▸ Directive
Can you continue the piece on bankruptcy and its effect on business from its last sentence, without reference to the material that follows it?

▸ Document section
══════════
What is "bankruptcy" and how does it affect
business?
Bankruptcy refers to a situation where an
individual or a business has liabilities
that exceed assets, or where the person or
business is insolvent by reason of not being
able to meet financial obligations as they
become due. Virtually anyone or any type of
business entity can start a bankruptcy
proceeding by filing a petition in federal
bankruptcy court. The filing of a
bankruptcy petition affects all creditors of
the debtor. There are many different
categories of creditors, including: secured
creditors, priority creditors, and unsecured
creditors. Inevitably, every business is
going to run into situations where customers
file bankruptcy. Businesses will end up
filing bankruptcy as well.
What is the effect of filing a bankruptcy
petition?
The
filing of a bankruptcy petition is a lot
like filing a lawsuit in the sense that the
act of filing simply starts a legal
proceeding without any guarantees of the
outcome. The debtor will make allegations,
but there is no guarantee that the court
will declare the debtor bankrupt or grant
any other requests. A business bankruptcy is
a statutory process with creditors and
other third parties given the opportunity to
challenge and object to the relief being
sought by the debtor.
Upon
the filing of a bankruptcy, an "automatic
stay” stay goes into effect that stops
creditors from taking any further action to
try to collect their debts unless or until
the bankruptcy court decides to the
contrary. The automatic stay grants debtors
temporary relief from their financial
problems, which gives them the opportunity to
develop a plan to resolve their problems.
══════════
▸ Recorded data
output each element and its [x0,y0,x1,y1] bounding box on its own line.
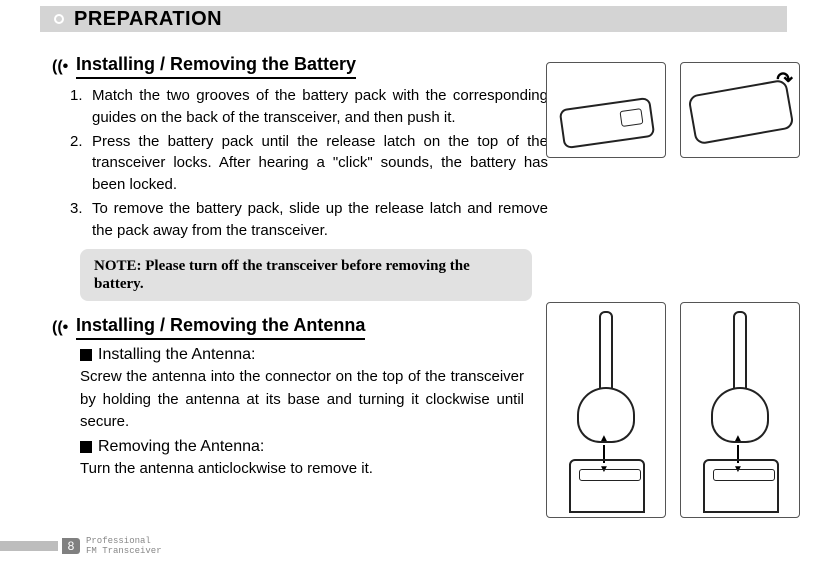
══════════
▸ The reply
The
automatic stay is only temporary, and there
are any number of ways that a creditor can
get relief from the bankruptcy court to
proceed with trying to collect its debt. One
common way is to file a petition or motion
with the court, which asks for relief from the
automatic stay. In the case of a secured
creditor, a court will look to see if the
creditor is adequately protected. For
example, a creditor with a lien on real
property may still be adequately protected
if there is enough equity and/or the debtor
starts making "post-petition" payments again
after the filing of the bankruptcy. If there
isn’t adequate protection, a creditor may be
given permission to proceed with foreclosure
or other remedies.
What kinds of bankruptcies are there?
The
Bankruptcy Reform Act provides a number of
different options. Generally speaking,
though, there are four kinds of bankruptcy
proceedings that are commonly referenced by
the different chapters of the federal
bankruptcy code that covers them:
Chapter 7 is the most common type of
bankruptcy proceeding. Chapter 7 is
available to individuals, married couples,
corporations, and partnerships. In this
proceeding, individual debtors may seek a
discharge of their unsecured debts, meaning
that those debts are extinguished by order of the
bankruptcy court at the end of the
proceeding. Unless there are problems in the
case, an individual debtor is usually able to
get a discharge within four to six months of
filing the case.
As
in all bankruptcy filings, the filing of a
Chapter 7 proceeding imposes an automatic
stay on all creditors, which prevents them
from trying to collect their debts without
first getting approval of the bankruptcy
court. A bankruptcy trustee is appointed to
the debtor's case, who controls all of the
debtor's assets. All creditors must be given
notice of the proceeding. The trustee then
identifies which assets of the debtor are
exempt from the bankruptcy proceeding (such
as personal effects, household goods,
qualified retirement funds), and those that
will be sold to pay off creditor claims.
A Chapter 7
is a liquidation proceeding, which means
that the debtor's non-exempt assets, if any,
are sold or otherwise liquidated by the
trustee. The proceeds are distributed to
creditors according to the priorities rules
established by the federal bankruptcy code.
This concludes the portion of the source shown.